Short problem: Give back the entire listing verbatim.

Task material:

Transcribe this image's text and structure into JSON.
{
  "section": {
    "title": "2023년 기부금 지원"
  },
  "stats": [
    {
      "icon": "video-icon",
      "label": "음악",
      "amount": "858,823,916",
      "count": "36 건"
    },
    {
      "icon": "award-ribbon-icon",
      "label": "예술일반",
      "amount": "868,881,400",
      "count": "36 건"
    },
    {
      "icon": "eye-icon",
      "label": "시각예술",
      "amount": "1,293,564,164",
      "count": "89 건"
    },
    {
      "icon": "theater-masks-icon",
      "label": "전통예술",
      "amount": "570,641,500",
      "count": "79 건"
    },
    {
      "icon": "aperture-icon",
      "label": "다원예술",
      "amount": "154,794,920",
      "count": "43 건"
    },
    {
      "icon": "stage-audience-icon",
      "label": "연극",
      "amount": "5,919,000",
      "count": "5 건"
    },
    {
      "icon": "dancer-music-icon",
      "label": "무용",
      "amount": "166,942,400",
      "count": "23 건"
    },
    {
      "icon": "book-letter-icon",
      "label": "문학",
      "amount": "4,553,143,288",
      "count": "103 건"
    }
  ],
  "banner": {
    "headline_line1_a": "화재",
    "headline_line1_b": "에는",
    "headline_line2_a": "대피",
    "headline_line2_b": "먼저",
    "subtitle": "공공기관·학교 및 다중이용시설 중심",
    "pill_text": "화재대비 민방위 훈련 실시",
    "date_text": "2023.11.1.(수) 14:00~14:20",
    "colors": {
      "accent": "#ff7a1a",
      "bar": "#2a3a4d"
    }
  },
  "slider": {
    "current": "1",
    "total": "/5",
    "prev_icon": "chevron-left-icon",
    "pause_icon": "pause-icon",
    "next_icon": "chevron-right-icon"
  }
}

Answer to this exercise:
Transcribe this image's text and structure into JSON.
{
  "section": {
    "title": "2023년 기부금 지원"
  },
  "stats": [
    {
      "icon": "video-icon",
      "label": "음악",
      "amount": "858,823,916",
      "count": "36 건"
    },
    {
      "icon": "award-ribbon-icon",
      "label": "예술일반",
      "amount": "868,881,400",
      "count": "36 건"
    },
    {
      "icon": "eye-icon",
      "label": "시각예술",
      "amount": "1,293,564,164",
      "count": "89 건"
    },
    {
      "icon": "theater-masks-icon",
      "label": "전통예술",
      "amount": "570,641,500",
      "count": "79 건"
    },
    {
      "icon": "aperture-icon",
      "label": "다원예술",
      "amount": "154,794,920",
      "count": "43 건"
    },
    {
      "icon": "stage-audience-icon",
      "label": "연극",
      "amount": "5,919,000",
      "count": "5 건"
    },
    {
      "icon": "dancer-music-icon",
      "label": "무용",
      "amount": "166,942,400",
      "count": "23 건"
    },
    {
      "icon": "book-letter-icon",
      "label": "문학",
      "amount": "4,553,143,288",
      "count": "103 건"
    }
  ],
  "banner": {
    "headline_line1_a": "화재",
    "headline_line1_b": "에는",
    "headline_line2_a": "대피",
    "headline_line2_b": "먼저",
    "subtitle": "공공기관·학교 및 다중이용시설 중심",
    "pill_text": "화재대비 민방위 훈련 실시",
    "date_text": "2023.11.1.(수) 14:00~14:20",
    "colors": {
      "accent": "#ff7a1a",
      "bar": "#2a3a4d"
    }
  },
  "slider": {
    "current": "1",
    "total": "/5",
    "prev_icon": "chevron-left-icon",
    "pause_icon": "pause-icon",
    "next_icon": "chevron-right-icon"
  }
}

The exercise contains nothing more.